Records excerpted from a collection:
···

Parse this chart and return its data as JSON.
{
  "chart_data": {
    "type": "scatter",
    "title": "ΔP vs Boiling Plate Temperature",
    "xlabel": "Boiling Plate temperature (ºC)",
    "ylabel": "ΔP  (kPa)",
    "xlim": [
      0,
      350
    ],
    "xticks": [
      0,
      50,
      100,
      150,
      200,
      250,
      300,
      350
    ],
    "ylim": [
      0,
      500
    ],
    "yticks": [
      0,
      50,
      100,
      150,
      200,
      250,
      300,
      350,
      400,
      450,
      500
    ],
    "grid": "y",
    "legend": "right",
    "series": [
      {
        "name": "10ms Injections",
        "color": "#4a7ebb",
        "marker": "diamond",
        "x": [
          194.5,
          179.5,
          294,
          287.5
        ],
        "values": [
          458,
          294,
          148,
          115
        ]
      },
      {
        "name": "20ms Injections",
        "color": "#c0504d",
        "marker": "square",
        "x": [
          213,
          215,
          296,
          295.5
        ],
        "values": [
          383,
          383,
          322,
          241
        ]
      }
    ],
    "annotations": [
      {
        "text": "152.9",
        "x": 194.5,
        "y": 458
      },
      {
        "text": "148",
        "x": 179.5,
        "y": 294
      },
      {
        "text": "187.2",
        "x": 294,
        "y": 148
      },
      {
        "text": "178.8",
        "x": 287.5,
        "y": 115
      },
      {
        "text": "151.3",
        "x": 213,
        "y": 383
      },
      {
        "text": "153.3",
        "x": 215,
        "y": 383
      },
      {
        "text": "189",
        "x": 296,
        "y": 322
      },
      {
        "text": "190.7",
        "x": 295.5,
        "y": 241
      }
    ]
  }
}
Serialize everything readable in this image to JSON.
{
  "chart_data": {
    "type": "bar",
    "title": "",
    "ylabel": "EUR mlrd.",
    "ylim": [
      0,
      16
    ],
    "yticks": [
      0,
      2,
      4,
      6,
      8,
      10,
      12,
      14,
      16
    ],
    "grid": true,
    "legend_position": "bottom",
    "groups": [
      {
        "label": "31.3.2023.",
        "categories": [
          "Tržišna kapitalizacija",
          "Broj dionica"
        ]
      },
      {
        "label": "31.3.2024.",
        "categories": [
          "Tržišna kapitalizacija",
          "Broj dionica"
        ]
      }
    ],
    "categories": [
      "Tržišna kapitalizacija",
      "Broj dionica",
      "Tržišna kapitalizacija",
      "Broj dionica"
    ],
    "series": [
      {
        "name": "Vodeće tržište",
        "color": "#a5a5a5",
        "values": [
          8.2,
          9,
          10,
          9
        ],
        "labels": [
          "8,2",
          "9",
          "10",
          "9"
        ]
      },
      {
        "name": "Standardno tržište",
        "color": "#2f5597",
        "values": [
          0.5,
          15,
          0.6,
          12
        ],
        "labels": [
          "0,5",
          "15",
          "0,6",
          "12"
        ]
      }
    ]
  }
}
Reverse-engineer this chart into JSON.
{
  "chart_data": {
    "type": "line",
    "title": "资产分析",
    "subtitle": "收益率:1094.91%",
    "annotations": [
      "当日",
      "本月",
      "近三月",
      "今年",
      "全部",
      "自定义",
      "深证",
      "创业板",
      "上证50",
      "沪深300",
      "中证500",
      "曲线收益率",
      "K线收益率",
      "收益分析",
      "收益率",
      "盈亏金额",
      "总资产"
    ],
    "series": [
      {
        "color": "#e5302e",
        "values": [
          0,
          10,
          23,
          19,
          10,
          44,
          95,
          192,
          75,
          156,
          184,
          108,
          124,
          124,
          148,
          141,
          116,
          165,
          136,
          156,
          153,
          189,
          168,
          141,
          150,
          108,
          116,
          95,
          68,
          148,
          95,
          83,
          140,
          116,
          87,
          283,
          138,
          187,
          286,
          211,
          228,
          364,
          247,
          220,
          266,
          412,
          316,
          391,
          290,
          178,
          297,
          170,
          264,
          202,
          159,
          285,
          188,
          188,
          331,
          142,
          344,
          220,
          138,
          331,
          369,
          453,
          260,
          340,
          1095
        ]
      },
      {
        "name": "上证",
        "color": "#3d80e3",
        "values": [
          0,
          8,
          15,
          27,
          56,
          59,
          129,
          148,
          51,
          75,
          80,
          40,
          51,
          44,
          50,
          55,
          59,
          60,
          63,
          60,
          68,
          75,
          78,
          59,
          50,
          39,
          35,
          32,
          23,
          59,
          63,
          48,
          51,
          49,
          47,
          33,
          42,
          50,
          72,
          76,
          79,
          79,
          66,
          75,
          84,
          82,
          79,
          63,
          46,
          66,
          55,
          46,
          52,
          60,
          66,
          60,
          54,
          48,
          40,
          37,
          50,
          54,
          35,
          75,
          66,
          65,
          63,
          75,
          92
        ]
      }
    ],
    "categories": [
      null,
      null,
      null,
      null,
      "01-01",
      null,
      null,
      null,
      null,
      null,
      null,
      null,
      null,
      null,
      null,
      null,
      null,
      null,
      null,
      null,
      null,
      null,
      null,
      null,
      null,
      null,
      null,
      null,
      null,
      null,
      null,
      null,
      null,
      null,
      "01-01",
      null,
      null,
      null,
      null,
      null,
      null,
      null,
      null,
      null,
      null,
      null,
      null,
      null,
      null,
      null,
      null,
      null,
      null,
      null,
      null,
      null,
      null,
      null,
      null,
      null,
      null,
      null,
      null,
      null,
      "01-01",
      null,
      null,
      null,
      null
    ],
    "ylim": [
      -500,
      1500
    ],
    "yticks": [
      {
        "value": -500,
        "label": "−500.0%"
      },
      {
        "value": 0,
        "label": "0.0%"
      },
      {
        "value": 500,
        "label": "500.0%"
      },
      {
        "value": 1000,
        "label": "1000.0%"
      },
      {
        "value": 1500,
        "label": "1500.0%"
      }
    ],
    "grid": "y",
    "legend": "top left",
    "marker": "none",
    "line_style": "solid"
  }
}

···

Request: Lines from the records above that hold "Injections" are the ones to list.

The answer:
        "name": "10ms Injections",
        "name": "20ms Injections",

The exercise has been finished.